#### [About this exercise]
Take each line of the records below that contains the string "Host" and copy it.

#### [Information given]
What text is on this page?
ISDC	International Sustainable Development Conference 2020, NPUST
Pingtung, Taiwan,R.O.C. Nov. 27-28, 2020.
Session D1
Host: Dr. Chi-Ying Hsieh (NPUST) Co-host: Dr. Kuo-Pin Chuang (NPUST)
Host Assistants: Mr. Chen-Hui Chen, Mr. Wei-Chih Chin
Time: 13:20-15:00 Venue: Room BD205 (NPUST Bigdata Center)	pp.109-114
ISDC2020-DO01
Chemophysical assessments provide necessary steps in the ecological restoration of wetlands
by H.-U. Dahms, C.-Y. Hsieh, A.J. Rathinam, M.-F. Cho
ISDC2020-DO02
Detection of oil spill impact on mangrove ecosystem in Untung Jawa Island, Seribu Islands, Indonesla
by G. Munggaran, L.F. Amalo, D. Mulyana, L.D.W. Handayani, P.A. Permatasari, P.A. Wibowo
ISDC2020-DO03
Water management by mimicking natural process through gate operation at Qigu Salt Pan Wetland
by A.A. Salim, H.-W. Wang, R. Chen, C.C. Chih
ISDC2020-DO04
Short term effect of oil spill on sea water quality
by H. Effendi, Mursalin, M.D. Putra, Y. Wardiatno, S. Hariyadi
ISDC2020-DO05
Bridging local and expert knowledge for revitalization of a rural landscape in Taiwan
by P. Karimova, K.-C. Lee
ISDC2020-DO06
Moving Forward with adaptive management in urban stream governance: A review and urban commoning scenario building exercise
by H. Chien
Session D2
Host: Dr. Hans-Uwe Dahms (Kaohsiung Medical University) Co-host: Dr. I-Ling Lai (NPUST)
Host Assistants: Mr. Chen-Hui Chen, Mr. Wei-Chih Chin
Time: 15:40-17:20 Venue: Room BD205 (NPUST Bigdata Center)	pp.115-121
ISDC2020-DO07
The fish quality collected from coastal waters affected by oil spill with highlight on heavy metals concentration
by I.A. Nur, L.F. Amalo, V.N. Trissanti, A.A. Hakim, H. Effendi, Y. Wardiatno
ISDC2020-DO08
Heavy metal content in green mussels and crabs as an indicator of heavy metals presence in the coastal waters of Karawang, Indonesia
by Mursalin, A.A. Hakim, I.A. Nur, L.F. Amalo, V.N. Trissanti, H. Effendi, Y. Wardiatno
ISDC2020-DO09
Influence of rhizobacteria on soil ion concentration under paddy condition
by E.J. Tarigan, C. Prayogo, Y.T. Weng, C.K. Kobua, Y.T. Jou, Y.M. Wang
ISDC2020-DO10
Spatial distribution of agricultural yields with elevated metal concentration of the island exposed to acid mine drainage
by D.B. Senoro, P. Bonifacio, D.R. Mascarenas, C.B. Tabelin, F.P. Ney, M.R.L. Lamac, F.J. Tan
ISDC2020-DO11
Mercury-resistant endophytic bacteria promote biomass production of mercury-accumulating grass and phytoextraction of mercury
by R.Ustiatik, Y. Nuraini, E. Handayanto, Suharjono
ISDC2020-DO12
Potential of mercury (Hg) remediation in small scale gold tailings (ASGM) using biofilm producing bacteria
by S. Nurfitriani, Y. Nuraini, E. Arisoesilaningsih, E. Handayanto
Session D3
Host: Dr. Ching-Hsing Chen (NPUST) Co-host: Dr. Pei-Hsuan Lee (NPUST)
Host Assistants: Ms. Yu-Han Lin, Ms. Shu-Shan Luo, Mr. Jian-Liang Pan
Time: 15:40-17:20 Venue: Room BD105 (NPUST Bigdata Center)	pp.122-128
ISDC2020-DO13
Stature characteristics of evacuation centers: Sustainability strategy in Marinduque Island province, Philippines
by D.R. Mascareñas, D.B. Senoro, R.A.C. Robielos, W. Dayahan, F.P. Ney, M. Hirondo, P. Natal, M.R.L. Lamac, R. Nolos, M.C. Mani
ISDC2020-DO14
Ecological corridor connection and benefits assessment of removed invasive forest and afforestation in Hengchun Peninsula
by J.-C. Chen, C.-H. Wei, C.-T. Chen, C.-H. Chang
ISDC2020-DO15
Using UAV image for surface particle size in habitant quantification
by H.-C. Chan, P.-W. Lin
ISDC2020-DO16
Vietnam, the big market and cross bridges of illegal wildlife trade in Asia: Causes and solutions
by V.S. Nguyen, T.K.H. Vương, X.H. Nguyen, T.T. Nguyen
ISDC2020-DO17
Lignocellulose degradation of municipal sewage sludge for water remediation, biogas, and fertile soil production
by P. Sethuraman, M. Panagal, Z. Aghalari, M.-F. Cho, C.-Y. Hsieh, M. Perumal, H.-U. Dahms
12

#### [Answer box]
Host: Dr. Chi-Ying Hsieh (NPUST) Co-host: Dr. Kuo-Pin Chuang (NPUST)
Host Assistants: Mr. Chen-Hui Chen, Mr. Wei-Chih Chin
Host: Dr. Hans-Uwe Dahms (Kaohsiung Medical University) Co-host: Dr. I-Ling Lai (NPUST)
Host Assistants: Mr. Chen-Hui Chen, Mr. Wei-Chih Chin
Host: Dr. Ching-Hsing Chen (NPUST) Co-host: Dr. Pei-Hsuan Lee (NPUST)
Host Assistants: Ms. Yu-Han Lin, Ms. Shu-Shan Luo, Mr. Jian-Liang Pan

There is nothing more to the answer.